## start SOURCE DATA

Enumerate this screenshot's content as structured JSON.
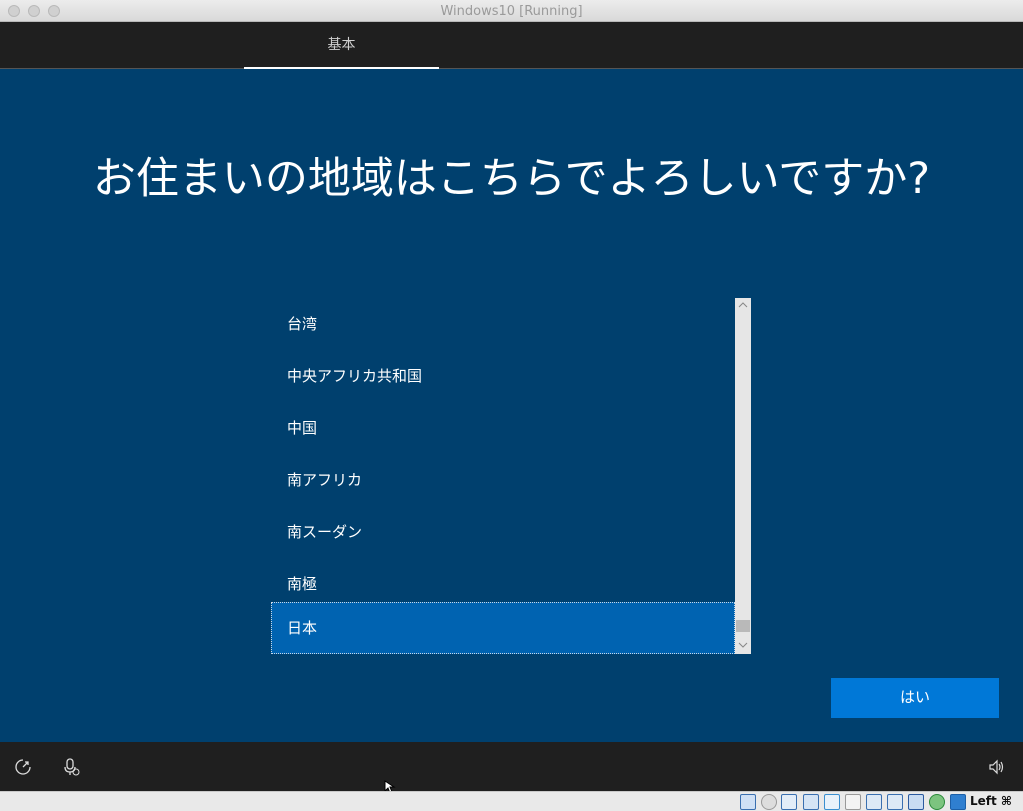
{
  "window": {
    "title": "Windows10 [Running]"
  },
  "topbar": {
    "tab_label": "基本"
  },
  "page": {
    "heading": "お住まいの地域はこちらでよろしいですか?"
  },
  "region_list": {
    "items": [
      {
        "label": "台湾",
        "selected": false
      },
      {
        "label": "中央アフリカ共和国",
        "selected": false
      },
      {
        "label": "中国",
        "selected": false
      },
      {
        "label": "南アフリカ",
        "selected": false
      },
      {
        "label": "南スーダン",
        "selected": false
      },
      {
        "label": "南極",
        "selected": false
      },
      {
        "label": "日本",
        "selected": true
      }
    ],
    "scroll_position": 0.93
  },
  "actions": {
    "yes_label": "はい"
  },
  "bottombar": {
    "icons": [
      "ease-of-access-icon",
      "microphone-icon",
      "volume-icon"
    ]
  },
  "statusbar": {
    "host_key": "Left ⌘",
    "icons": [
      "hard-disk-icon",
      "optical-drive-icon",
      "audio-icon",
      "network-icon",
      "usb-icon",
      "shared-folders-icon",
      "display-icon",
      "video-capture-icon",
      "vbox-icon",
      "globe-icon",
      "download-icon"
    ]
  },
  "colors": {
    "background": "#00406e",
    "selected_item": "#0063b1",
    "button": "#0078d7",
    "bars": "#1f1f1f"
  }
}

## end SOURCE DATA

**INSTRUCTION**
Make an exact copy of the records above, with the pictures left out.

**RESPONSE TO THE TASK**
Enumerate this screenshot's content as structured JSON.
{
  "window": {
    "title": "Windows10 [Running]"
  },
  "topbar": {
    "tab_label": "基本"
  },
  "page": {
    "heading": "お住まいの地域はこちらでよろしいですか?"
  },
  "region_list": {
    "items": [
      {
        "label": "台湾",
        "selected": false
      },
      {
        "label": "中央アフリカ共和国",
        "selected": false
      },
      {
        "label": "中国",
        "selected": false
      },
      {
        "label": "南アフリカ",
        "selected": false
      },
      {
        "label": "南スーダン",
        "selected": false
      },
      {
        "label": "南極",
        "selected": false
      },
      {
        "label": "日本",
        "selected": true
      }
    ],
    "scroll_position": 0.93
  },
  "actions": {
    "yes_label": "はい"
  },
  "bottombar": {
    "icons": [
      "ease-of-access-icon",
      "microphone-icon",
      "volume-icon"
    ]
  },
  "statusbar": {
    "host_key": "Left ⌘",
    "icons": [
      "hard-disk-icon",
      "optical-drive-icon",
      "audio-icon",
      "network-icon",
      "usb-icon",
      "shared-folders-icon",
      "display-icon",
      "video-capture-icon",
      "vbox-icon",
      "globe-icon",
      "download-icon"
    ]
  },
  "colors": {
    "background": "#00406e",
    "selected_item": "#0063b1",
    "button": "#0078d7",
    "bars": "#1f1f1f"
  }
}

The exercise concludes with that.